Page extract:
══════
Friday, February 26, 2010

OCRuby Feb 26, 2000 meeting minutes

Thought I'd post this here since the OCRuby group submission is moderated.

This is mainly interesting for the Mongo DB presentation by Tommy Chheng.

Attendees:

Dash
Tina
Michael Hartl
Tommy Chheng
Scott Smith

Michael has published 7 chapters of his electronic book at railstutorial.org

Tommy: Whither Mongo DB for Natural Development

Used by:
  • github
  • EA
  • The New York Times
  • sourceforge
  • The Business Insider
The above are "big" sites.

Why?
  • NoSQL trend?
  • Scalability?
  • Natural Development!
Compare

SQL fixed schema
  • Data model Rows/Tables
  • Data Types Primitives
MongoDB Dynamic
  • BSON Documents/Collections
  • Primitives+Arrays/Hashes
Records vs Documents

SQL
3 tables
  • Documents
  • Revisions
  • Tags
MongoDB
  • document = {title:...} (reads as Javascript code)
  • BSON data structure naturally maps to most programming languages hash object.
  • ORM can just be a thin layer.
  • Can debug Mongo a lot easier.
Mongo Install

How to use in Ruby?

Easy to use in Rails or Sinatra
2 gems
  • mongo+mongo_ext gem
  • mongo_mapper gem


MongoMapper Models
  • No Migrations!
  • AR Validations
  • AR Callbacks
  • Testing using Facory Girl
  • Rails 3?
    • fork which uses ActiveModel, see mailinglist
    • is complete but not merged in yet.

MongoMapper Model

(sample code)

CouchDB or MongoDB?

CouchDB
  • One big database
  • HTTP REST
  • Find by id ma/reduce JS functions
  • MVCC
MongoDB
  • Many collections
  • sockets
  • Find by id - dynamic JS queries
  • Update in place
MVCC - updates by making new version copy; good for data safety.
Update in place is a lot faster

MongoDB by default writes to disk in batches

Limitations

Memory Mapped file:
  • 32-bit 4GB limit, use 64-bit
Atomic updates only at document level
  • Solve by nesting related data in document
MongoDB lacks:
  • transactions
  • CouchDB-style MVCC revisioning

Author

Twitter @tommychheng
  • using mongoDB + mongo_mapper!

Thursday, February 25, 2010

Scenes from LA Ruby Conference - 2010 - Announcements

Take Away

Continues to be lots of interest and activity in Ruby. Conferences in San Francisco and Phoenix announced for this year. Jobs are available, especially in San Francisco.
══════
Stored data:
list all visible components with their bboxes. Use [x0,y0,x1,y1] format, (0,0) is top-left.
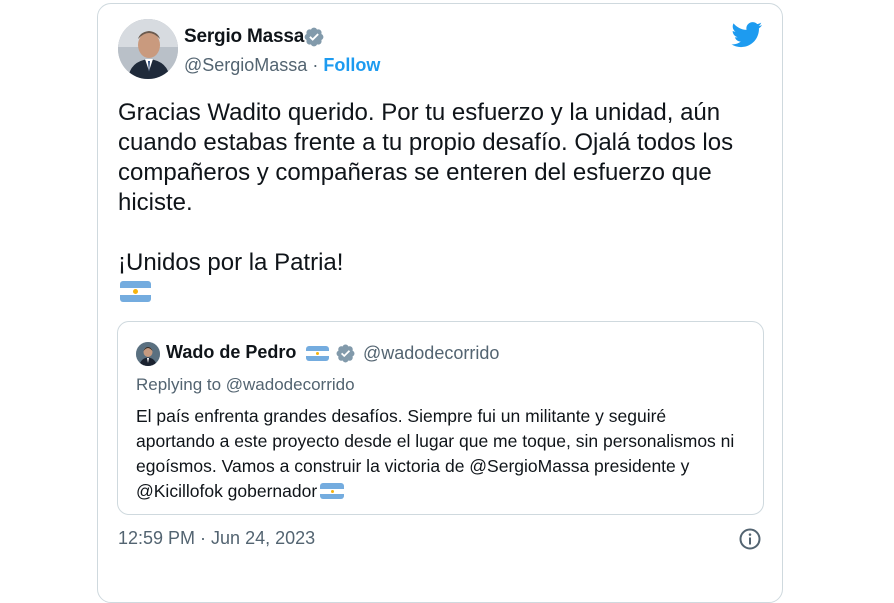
══════
Exercise objective:
Can you pick up the Ruby blog page after its last sentence and carry it on? The data above stand apart from the Ruby blog page and are a separate body of material.

Response to this exercise:
Job Available

Product Manager - Slingshot Labs, incubator for News Corporation
Looking for a senior Rails developer.

Ruby Conference

Josh Susser and Jim Myer
Golden Gate Ruby Conference
Announce Fall conference - Sept 10,11 2010 (fri/sat)

Primary Sponsor for Today's Conference

ATT Interactive
Buzz.com - social website. Have t-shirts. NOthing to do w/ Google

Ruby Conference

Derek w/ Sunnyconf in Phoenix
Sept 25.

LA Ruby Monthly Meetings

Alf Mcgollough 2nd Thursday of each month.
Meetup.com/laruby.
Looking for west side venue that can handle 50 people.

Job Available

AT&T interactive hiring
  • Ruby and data skills
  • Ruby and web and UI skills
  • Oracle/Ruby
  • Service type work in Ruby/Rails
Job Available

NextspRocket.com
Place to pay money to fix open source bugs.
Check out the site.

Ron Evans - thanks to organizers

Scenes from LA Ruby Conference - 2010 - Large Databases

Take Away

Large databases are very sensitive to mistakes that don't affect smaller databases. Anything that causes scanning of many records will not only run slowly, it frequently causes the entire web site to go down. Prevent scanning by careful application of indexes and avoiding data transformation operations when querying.

Introduction

Tim Morgan - scribd
  • We learn rails when we break it
  • scribd is a really large web site (Amazon S3)
  • Large sites are easy to break.
Infamous mistakes

These are the ones you remember for a long time (along w/ everyone else).

Causes
  • Almost always problems of scale.
  • Almost always about how Rails interfaces w/ database.
  • Postgres/Oracle, but MySql is what is being used.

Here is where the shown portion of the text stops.